[Records about charts and figures]
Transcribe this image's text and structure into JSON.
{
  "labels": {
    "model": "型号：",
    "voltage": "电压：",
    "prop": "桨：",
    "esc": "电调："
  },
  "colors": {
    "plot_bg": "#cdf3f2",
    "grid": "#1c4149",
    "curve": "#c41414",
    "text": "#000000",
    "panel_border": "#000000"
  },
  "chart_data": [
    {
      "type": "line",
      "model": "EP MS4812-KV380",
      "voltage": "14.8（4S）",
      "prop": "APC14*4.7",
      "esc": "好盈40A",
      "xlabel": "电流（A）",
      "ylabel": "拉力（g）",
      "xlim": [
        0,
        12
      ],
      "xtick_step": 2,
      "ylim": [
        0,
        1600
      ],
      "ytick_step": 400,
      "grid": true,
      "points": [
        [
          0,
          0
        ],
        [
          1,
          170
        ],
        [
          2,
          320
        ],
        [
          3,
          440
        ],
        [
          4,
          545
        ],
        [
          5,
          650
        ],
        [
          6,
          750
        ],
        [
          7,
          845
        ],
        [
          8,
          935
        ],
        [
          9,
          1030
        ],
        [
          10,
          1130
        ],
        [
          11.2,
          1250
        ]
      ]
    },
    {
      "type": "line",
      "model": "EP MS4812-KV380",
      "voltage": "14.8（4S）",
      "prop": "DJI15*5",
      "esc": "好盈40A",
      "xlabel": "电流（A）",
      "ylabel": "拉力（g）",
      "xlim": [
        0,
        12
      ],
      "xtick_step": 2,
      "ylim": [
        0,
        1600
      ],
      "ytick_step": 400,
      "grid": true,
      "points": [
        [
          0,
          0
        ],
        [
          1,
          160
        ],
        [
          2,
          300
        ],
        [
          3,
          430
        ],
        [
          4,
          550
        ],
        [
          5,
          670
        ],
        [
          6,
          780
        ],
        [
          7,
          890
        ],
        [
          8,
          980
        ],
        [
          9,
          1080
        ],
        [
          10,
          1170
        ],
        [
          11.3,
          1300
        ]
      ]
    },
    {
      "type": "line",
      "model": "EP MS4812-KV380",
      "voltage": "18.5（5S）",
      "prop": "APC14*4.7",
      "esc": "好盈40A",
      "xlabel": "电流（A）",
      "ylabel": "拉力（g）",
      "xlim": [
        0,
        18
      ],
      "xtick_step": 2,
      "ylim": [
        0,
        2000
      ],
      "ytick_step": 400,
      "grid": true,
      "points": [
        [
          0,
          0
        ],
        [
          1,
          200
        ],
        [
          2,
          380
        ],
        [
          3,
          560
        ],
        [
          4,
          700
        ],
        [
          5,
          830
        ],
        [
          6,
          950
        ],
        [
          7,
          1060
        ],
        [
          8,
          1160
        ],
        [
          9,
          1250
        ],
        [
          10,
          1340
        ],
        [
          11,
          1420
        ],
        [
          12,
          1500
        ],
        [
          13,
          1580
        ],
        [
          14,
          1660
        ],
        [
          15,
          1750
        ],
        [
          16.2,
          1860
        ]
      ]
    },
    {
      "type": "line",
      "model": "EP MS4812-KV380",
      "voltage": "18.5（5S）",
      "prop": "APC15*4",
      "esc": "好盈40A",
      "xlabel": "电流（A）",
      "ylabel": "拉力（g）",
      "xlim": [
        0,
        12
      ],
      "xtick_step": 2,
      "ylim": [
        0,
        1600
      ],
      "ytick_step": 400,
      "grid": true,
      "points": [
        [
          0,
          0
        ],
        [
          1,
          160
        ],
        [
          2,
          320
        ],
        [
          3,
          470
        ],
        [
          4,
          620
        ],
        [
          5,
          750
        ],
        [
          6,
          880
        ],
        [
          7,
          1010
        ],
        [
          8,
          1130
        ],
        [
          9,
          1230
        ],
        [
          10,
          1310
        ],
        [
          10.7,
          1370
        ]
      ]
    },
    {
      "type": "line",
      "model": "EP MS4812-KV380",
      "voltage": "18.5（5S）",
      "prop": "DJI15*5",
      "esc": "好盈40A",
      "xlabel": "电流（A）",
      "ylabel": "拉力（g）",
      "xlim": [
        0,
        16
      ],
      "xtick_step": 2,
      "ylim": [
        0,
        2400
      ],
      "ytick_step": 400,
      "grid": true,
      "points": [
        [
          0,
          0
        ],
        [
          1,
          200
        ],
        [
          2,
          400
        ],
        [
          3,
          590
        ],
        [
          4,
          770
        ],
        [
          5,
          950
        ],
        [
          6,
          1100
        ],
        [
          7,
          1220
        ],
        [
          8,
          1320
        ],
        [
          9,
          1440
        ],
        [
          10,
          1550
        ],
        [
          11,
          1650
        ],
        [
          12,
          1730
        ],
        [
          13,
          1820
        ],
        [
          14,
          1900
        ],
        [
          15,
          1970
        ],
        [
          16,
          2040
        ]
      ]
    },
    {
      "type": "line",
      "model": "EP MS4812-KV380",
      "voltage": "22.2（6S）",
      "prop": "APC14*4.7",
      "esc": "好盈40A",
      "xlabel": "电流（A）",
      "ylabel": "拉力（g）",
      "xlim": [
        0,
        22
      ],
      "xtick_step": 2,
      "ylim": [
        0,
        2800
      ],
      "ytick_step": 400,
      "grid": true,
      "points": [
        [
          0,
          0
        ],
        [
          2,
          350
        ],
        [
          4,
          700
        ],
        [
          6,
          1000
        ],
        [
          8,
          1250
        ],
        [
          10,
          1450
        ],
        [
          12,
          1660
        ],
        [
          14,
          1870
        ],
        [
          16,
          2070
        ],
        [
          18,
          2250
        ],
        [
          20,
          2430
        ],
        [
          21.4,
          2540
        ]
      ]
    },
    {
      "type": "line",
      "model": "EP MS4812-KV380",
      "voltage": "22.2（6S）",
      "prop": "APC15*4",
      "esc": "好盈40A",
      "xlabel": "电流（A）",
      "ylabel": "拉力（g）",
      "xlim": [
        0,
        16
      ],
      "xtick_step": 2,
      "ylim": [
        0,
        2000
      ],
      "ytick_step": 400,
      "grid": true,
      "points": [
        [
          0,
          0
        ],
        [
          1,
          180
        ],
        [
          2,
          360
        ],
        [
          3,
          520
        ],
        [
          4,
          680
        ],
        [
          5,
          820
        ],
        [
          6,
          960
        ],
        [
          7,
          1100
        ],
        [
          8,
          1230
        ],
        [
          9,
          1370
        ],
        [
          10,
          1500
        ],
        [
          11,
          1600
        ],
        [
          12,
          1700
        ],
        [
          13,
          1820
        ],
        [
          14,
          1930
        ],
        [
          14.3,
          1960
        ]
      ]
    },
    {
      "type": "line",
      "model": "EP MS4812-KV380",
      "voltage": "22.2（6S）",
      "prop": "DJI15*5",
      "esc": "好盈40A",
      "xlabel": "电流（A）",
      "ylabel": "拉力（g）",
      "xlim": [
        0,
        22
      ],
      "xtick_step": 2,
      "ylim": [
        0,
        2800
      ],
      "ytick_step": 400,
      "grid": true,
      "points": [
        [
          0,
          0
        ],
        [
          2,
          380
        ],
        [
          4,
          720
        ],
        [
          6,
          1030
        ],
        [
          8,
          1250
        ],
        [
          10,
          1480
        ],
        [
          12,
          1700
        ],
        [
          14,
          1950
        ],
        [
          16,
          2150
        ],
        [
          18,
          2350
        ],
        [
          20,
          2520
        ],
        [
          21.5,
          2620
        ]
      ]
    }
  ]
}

• Stated problem
Exactly reproduce every line of the data above.

• Finished answer
Transcribe this image's text and structure into JSON.
{
  "labels": {
    "model": "型号：",
    "voltage": "电压：",
    "prop": "桨：",
    "esc": "电调："
  },
  "colors": {
    "plot_bg": "#cdf3f2",
    "grid": "#1c4149",
    "curve": "#c41414",
    "text": "#000000",
    "panel_border": "#000000"
  },
  "chart_data": [
    {
      "type": "line",
      "model": "EP MS4812-KV380",
      "voltage": "14.8（4S）",
      "prop": "APC14*4.7",
      "esc": "好盈40A",
      "xlabel": "电流（A）",
      "ylabel": "拉力（g）",
      "xlim": [
        0,
        12
      ],
      "xtick_step": 2,
      "ylim": [
        0,
        1600
      ],
      "ytick_step": 400,
      "grid": true,
      "points": [
        [
          0,
          0
        ],
        [
          1,
          170
        ],
        [
          2,
          320
        ],
        [
          3,
          440
        ],
        [
          4,
          545
        ],
        [
          5,
          650
        ],
        [
          6,
          750
        ],
        [
          7,
          845
        ],
        [
          8,
          935
        ],
        [
          9,
          1030
        ],
        [
          10,
          1130
        ],
        [
          11.2,
          1250
        ]
      ]
    },
    {
      "type": "line",
      "model": "EP MS4812-KV380",
      "voltage": "14.8（4S）",
      "prop": "DJI15*5",
      "esc": "好盈40A",
      "xlabel": "电流（A）",
      "ylabel": "拉力（g）",
      "xlim": [
        0,
        12
      ],
      "xtick_step": 2,
      "ylim": [
        0,
        1600
      ],
      "ytick_step": 400,
      "grid": true,
      "points": [
        [
          0,
          0
        ],
        [
          1,
          160
        ],
        [
          2,
          300
        ],
        [
          3,
          430
        ],
        [
          4,
          550
        ],
        [
          5,
          670
        ],
        [
          6,
          780
        ],
        [
          7,
          890
        ],
        [
          8,
          980
        ],
        [
          9,
          1080
        ],
        [
          10,
          1170
        ],
        [
          11.3,
          1300
        ]
      ]
    },
    {
      "type": "line",
      "model": "EP MS4812-KV380",
      "voltage": "18.5（5S）",
      "prop": "APC14*4.7",
      "esc": "好盈40A",
      "xlabel": "电流（A）",
      "ylabel": "拉力（g）",
      "xlim": [
        0,
        18
      ],
      "xtick_step": 2,
      "ylim": [
        0,
        2000
      ],
      "ytick_step": 400,
      "grid": true,
      "points": [
        [
          0,
          0
        ],
        [
          1,
          200
        ],
        [
          2,
          380
        ],
        [
          3,
          560
        ],
        [
          4,
          700
        ],
        [
          5,
          830
        ],
        [
          6,
          950
        ],
        [
          7,
          1060
        ],
        [
          8,
          1160
        ],
        [
          9,
          1250
        ],
        [
          10,
          1340
        ],
        [
          11,
          1420
        ],
        [
          12,
          1500
        ],
        [
          13,
          1580
        ],
        [
          14,
          1660
        ],
        [
          15,
          1750
        ],
        [
          16.2,
          1860
        ]
      ]
    },
    {
      "type": "line",
      "model": "EP MS4812-KV380",
      "voltage": "18.5（5S）",
      "prop": "APC15*4",
      "esc": "好盈40A",
      "xlabel": "电流（A）",
      "ylabel": "拉力（g）",
      "xlim": [
        0,
        12
      ],
      "xtick_step": 2,
      "ylim": [
        0,
        1600
      ],
      "ytick_step": 400,
      "grid": true,
      "points": [
        [
          0,
          0
        ],
        [
          1,
          160
        ],
        [
          2,
          320
        ],
        [
          3,
          470
        ],
        [
          4,
          620
        ],
        [
          5,
          750
        ],
        [
          6,
          880
        ],
        [
          7,
          1010
        ],
        [
          8,
          1130
        ],
        [
          9,
          1230
        ],
        [
          10,
          1310
        ],
        [
          10.7,
          1370
        ]
      ]
    },
    {
      "type": "line",
      "model": "EP MS4812-KV380",
      "voltage": "18.5（5S）",
      "prop": "DJI15*5",
      "esc": "好盈40A",
      "xlabel": "电流（A）",
      "ylabel": "拉力（g）",
      "xlim": [
        0,
        16
      ],
      "xtick_step": 2,
      "ylim": [
        0,
        2400
      ],
      "ytick_step": 400,
      "grid": true,
      "points": [
        [
          0,
          0
        ],
        [
          1,
          200
        ],
        [
          2,
          400
        ],
        [
          3,
          590
        ],
        [
          4,
          770
        ],
        [
          5,
          950
        ],
        [
          6,
          1100
        ],
        [
          7,
          1220
        ],
        [
          8,
          1320
        ],
        [
          9,
          1440
        ],
        [
          10,
          1550
        ],
        [
          11,
          1650
        ],
        [
          12,
          1730
        ],
        [
          13,
          1820
        ],
        [
          14,
          1900
        ],
        [
          15,
          1970
        ],
        [
          16,
          2040
        ]
      ]
    },
    {
      "type": "line",
      "model": "EP MS4812-KV380",
      "voltage": "22.2（6S）",
      "prop": "APC14*4.7",
      "esc": "好盈40A",
      "xlabel": "电流（A）",
      "ylabel": "拉力（g）",
      "xlim": [
        0,
        22
      ],
      "xtick_step": 2,
      "ylim": [
        0,
        2800
      ],
      "ytick_step": 400,
      "grid": true,
      "points": [
        [
          0,
          0
        ],
        [
          2,
          350
        ],
        [
          4,
          700
        ],
        [
          6,
          1000
        ],
        [
          8,
          1250
        ],
        [
          10,
          1450
        ],
        [
          12,
          1660
        ],
        [
          14,
          1870
        ],
        [
          16,
          2070
        ],
        [
          18,
          2250
        ],
        [
          20,
          2430
        ],
        [
          21.4,
          2540
        ]
      ]
    },
    {
      "type": "line",
      "model": "EP MS4812-KV380",
      "voltage": "22.2（6S）",
      "prop": "APC15*4",
      "esc": "好盈40A",
      "xlabel": "电流（A）",
      "ylabel": "拉力（g）",
      "xlim": [
        0,
        16
      ],
      "xtick_step": 2,
      "ylim": [
        0,
        2000
      ],
      "ytick_step": 400,
      "grid": true,
      "points": [
        [
          0,
          0
        ],
        [
          1,
          180
        ],
        [
          2,
          360
        ],
        [
          3,
          520
        ],
        [
          4,
          680
        ],
        [
          5,
          820
        ],
        [
          6,
          960
        ],
        [
          7,
          1100
        ],
        [
          8,
          1230
        ],
        [
          9,
          1370
        ],
        [
          10,
          1500
        ],
        [
          11,
          1600
        ],
        [
          12,
          1700
        ],
        [
          13,
          1820
        ],
        [
          14,
          1930
        ],
        [
          14.3,
          1960
        ]
      ]
    },
    {
      "type": "line",
      "model": "EP MS4812-KV380",
      "voltage": "22.2（6S）",
      "prop": "DJI15*5",
      "esc": "好盈40A",
      "xlabel": "电流（A）",
      "ylabel": "拉力（g）",
      "xlim": [
        0,
        22
      ],
      "xtick_step": 2,
      "ylim": [
        0,
        2800
      ],
      "ytick_step": 400,
      "grid": true,
      "points": [
        [
          0,
          0
        ],
        [
          2,
          380
        ],
        [
          4,
          720
        ],
        [
          6,
          1030
        ],
        [
          8,
          1250
        ],
        [
          10,
          1480
        ],
        [
          12,
          1700
        ],
        [
          14,
          1950
        ],
        [
          16,
          2150
        ],
        [
          18,
          2350
        ],
        [
          20,
          2520
        ],
        [
          21.5,
          2620
        ]
      ]
    }
  ]
}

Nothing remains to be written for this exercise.